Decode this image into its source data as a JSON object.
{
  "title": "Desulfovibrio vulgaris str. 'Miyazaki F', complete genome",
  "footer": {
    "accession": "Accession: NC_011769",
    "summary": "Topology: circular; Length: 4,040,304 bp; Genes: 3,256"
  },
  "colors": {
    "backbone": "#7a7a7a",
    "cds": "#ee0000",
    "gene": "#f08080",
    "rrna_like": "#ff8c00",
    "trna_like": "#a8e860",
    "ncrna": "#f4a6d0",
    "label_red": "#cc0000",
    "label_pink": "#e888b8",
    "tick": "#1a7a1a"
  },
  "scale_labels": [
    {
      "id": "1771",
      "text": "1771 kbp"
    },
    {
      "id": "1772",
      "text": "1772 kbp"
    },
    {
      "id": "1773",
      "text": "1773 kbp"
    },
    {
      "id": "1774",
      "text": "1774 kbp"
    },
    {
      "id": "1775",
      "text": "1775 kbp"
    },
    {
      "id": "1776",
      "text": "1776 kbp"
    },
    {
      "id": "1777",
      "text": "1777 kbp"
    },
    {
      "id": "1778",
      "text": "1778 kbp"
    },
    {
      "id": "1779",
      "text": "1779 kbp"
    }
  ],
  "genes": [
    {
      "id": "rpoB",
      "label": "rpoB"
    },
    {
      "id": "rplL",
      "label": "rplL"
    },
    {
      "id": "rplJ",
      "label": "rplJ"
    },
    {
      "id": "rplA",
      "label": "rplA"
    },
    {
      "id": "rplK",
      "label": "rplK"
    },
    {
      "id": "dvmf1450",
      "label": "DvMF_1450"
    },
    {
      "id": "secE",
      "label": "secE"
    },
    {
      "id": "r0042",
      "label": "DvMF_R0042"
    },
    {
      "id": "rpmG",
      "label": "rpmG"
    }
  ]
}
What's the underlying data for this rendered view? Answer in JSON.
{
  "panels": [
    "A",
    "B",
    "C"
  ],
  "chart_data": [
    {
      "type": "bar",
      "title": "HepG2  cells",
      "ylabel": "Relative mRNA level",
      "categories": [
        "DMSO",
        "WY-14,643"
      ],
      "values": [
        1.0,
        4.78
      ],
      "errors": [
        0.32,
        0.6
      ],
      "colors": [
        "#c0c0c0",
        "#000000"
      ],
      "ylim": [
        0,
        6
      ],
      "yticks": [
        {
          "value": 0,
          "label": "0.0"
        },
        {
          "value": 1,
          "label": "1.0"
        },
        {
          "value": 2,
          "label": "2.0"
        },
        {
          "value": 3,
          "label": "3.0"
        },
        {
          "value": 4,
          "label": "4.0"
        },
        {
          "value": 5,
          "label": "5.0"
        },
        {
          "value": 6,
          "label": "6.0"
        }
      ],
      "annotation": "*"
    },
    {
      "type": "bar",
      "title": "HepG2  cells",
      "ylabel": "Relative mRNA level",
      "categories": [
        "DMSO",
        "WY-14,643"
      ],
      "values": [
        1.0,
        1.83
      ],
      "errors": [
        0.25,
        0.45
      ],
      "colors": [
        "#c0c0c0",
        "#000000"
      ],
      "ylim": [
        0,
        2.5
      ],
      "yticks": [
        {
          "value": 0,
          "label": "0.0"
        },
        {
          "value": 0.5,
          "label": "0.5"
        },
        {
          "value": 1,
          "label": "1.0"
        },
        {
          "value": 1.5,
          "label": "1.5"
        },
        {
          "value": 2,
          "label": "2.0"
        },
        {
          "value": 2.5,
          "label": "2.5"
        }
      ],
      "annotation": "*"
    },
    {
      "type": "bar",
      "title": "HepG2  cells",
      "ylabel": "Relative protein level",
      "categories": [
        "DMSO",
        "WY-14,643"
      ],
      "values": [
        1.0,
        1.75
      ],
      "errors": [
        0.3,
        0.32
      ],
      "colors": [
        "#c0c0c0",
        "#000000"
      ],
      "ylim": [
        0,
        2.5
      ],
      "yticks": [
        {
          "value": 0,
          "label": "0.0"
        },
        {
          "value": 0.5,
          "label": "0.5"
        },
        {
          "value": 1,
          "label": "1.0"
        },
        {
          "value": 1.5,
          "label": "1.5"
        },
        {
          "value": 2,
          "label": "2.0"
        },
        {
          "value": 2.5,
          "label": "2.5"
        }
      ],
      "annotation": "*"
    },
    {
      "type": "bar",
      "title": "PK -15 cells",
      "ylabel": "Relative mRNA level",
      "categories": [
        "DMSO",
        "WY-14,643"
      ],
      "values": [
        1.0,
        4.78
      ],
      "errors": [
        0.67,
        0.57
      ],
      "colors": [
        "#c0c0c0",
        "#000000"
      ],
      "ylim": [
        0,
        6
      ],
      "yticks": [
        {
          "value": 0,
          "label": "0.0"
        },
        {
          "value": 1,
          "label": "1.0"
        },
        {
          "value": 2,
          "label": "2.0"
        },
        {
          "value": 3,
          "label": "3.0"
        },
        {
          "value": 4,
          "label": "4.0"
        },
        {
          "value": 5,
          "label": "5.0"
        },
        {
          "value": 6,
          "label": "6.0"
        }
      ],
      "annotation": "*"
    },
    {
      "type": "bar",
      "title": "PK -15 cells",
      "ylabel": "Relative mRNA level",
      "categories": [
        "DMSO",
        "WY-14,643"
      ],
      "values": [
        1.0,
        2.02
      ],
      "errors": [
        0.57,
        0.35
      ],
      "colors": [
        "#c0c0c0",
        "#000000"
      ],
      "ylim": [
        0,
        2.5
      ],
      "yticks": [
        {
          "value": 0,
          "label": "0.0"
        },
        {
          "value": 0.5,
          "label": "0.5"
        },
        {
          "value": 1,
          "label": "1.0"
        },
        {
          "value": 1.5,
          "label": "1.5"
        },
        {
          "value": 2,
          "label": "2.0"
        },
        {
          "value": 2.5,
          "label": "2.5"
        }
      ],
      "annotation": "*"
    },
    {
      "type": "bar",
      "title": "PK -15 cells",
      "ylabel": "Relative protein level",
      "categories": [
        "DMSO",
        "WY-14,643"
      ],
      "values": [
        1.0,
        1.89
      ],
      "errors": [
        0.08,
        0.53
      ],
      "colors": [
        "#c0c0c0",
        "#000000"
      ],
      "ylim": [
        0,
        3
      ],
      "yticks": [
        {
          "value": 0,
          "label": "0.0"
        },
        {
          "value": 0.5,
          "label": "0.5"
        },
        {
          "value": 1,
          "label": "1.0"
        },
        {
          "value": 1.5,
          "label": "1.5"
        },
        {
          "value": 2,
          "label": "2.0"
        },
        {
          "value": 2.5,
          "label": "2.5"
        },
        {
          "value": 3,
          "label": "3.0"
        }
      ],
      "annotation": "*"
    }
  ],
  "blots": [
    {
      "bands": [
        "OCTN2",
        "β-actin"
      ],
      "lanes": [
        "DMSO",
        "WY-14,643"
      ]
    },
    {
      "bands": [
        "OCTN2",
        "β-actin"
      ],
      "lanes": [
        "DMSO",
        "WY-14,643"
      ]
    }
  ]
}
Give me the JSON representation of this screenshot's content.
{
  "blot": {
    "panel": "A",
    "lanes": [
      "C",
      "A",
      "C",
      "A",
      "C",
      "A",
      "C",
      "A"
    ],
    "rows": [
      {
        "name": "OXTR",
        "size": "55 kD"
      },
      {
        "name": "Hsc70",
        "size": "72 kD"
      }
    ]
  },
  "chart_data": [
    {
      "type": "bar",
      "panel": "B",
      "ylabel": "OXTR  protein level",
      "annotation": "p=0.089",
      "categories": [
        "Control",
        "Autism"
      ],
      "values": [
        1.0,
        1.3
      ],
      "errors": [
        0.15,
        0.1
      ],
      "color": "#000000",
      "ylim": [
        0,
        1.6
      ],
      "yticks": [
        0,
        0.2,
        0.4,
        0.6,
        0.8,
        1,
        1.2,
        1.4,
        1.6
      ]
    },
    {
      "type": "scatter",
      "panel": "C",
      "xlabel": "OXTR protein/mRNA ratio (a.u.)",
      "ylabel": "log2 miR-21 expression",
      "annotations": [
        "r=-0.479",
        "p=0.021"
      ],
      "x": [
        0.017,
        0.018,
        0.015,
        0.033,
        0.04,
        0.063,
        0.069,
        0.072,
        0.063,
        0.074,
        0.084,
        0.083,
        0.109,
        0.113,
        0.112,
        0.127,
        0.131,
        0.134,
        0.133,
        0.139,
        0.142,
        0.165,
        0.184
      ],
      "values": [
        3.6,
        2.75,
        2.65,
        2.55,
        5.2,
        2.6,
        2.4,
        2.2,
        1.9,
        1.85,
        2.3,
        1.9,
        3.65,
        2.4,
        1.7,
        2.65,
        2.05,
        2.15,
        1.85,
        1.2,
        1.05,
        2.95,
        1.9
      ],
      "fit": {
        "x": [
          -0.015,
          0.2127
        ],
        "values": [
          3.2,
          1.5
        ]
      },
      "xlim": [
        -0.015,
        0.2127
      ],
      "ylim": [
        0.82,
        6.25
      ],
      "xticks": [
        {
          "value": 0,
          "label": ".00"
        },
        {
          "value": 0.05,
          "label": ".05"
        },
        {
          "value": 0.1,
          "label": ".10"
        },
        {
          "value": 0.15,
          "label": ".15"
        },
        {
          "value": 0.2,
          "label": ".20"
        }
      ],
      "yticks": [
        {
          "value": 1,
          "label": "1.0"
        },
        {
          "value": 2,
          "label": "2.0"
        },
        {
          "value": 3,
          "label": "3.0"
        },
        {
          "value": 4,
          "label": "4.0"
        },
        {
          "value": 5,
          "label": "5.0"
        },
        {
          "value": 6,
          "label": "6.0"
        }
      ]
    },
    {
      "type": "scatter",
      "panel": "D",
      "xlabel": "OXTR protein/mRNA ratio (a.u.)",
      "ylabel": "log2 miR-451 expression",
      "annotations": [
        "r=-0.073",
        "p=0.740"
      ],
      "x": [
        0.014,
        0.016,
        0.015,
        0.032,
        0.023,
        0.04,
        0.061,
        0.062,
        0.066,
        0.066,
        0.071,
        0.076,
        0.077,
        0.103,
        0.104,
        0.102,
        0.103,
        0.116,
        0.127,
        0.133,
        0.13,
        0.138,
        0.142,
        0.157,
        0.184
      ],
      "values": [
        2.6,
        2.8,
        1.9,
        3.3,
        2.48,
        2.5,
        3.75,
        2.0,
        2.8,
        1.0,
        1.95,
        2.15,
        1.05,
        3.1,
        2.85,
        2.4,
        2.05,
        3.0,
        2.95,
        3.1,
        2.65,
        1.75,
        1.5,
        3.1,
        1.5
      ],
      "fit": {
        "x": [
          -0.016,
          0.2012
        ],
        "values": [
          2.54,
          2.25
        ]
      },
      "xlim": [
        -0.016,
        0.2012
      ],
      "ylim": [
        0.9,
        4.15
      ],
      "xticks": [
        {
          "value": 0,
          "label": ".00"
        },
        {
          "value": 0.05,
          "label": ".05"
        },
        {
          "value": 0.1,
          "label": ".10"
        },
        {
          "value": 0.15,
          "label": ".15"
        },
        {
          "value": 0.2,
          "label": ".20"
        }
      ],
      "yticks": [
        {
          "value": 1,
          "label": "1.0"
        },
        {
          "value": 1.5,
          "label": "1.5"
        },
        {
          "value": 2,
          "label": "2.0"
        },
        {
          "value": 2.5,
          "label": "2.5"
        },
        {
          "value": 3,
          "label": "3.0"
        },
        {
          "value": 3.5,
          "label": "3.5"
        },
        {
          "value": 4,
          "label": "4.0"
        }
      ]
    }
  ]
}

★ ★ ★

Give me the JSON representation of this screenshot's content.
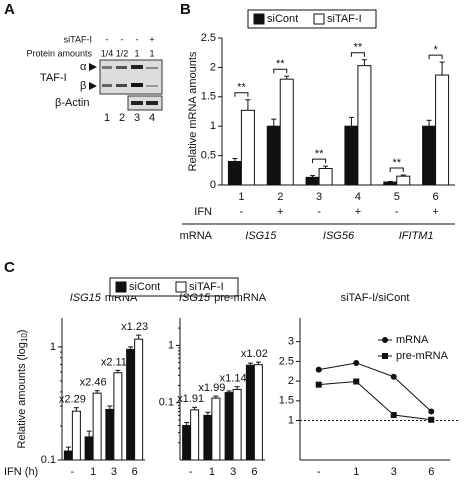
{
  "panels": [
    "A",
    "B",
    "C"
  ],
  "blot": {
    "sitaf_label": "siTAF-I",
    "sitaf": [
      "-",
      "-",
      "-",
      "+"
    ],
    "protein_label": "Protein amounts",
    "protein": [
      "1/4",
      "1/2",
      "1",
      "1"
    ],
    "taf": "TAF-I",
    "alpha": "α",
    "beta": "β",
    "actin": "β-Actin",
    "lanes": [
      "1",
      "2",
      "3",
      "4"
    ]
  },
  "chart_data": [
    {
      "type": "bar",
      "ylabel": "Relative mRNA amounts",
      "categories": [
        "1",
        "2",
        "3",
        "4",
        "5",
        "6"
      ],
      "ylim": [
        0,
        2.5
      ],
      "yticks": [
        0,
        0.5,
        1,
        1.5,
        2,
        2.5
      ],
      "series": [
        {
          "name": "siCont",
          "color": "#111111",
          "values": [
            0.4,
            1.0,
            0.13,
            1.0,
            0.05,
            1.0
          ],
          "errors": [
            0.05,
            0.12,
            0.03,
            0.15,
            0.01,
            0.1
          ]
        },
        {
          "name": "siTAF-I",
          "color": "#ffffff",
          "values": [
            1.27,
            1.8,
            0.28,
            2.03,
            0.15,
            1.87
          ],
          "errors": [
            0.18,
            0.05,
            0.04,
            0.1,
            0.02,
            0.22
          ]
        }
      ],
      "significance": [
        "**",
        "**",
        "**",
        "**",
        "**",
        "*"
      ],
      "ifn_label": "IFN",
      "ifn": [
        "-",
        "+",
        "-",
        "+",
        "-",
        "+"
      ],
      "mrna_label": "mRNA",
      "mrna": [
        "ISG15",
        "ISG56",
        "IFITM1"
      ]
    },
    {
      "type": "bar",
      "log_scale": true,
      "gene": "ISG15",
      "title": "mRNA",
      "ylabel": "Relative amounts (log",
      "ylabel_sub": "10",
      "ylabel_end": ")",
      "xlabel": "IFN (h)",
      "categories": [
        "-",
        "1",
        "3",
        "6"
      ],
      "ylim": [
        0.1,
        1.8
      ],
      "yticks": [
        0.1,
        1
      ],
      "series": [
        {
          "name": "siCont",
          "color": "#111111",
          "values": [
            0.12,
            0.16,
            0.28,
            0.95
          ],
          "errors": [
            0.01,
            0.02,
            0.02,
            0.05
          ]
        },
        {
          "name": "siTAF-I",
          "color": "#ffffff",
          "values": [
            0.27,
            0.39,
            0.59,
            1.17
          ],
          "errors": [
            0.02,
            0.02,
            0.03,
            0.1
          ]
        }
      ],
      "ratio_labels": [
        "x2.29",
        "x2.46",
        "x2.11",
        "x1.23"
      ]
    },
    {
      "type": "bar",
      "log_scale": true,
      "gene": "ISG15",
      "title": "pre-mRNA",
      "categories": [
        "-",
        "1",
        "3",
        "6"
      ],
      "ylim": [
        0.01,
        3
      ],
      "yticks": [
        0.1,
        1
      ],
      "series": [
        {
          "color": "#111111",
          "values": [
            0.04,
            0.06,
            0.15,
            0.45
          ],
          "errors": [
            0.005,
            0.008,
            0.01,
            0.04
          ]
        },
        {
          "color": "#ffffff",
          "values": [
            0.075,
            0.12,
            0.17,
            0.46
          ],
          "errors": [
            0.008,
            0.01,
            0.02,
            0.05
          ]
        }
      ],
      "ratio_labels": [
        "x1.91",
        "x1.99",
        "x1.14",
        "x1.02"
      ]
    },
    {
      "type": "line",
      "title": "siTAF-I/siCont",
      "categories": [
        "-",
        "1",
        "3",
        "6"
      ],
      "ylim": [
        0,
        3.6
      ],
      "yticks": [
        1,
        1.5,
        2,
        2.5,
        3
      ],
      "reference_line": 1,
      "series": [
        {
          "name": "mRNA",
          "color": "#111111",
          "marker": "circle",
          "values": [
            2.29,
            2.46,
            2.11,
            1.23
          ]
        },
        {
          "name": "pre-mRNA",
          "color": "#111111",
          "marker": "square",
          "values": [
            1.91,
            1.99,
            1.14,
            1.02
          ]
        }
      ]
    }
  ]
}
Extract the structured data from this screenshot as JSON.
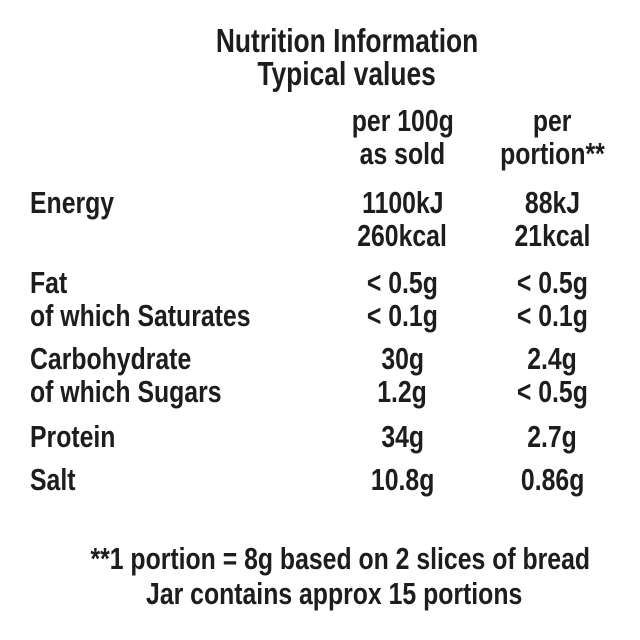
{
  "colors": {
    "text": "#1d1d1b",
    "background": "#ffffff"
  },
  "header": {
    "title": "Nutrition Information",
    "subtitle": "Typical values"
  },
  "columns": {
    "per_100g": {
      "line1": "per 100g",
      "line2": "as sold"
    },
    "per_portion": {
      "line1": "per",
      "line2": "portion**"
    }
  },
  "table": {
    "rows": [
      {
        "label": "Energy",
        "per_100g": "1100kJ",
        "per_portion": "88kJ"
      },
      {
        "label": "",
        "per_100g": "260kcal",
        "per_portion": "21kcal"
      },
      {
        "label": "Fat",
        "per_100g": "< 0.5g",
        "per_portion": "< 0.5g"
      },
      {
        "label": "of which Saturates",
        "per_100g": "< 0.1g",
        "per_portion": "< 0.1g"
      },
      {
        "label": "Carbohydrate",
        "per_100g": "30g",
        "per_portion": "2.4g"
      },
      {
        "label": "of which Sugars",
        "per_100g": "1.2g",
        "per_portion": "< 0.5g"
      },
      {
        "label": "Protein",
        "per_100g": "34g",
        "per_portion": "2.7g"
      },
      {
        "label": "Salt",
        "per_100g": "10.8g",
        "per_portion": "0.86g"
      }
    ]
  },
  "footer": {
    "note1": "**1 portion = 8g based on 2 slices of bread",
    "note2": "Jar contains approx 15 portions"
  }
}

★ ★ ★

§ **What is needed**
Only one number is wanted: how many lines of the data above include the word "OXTR".

§ **Answer below**
4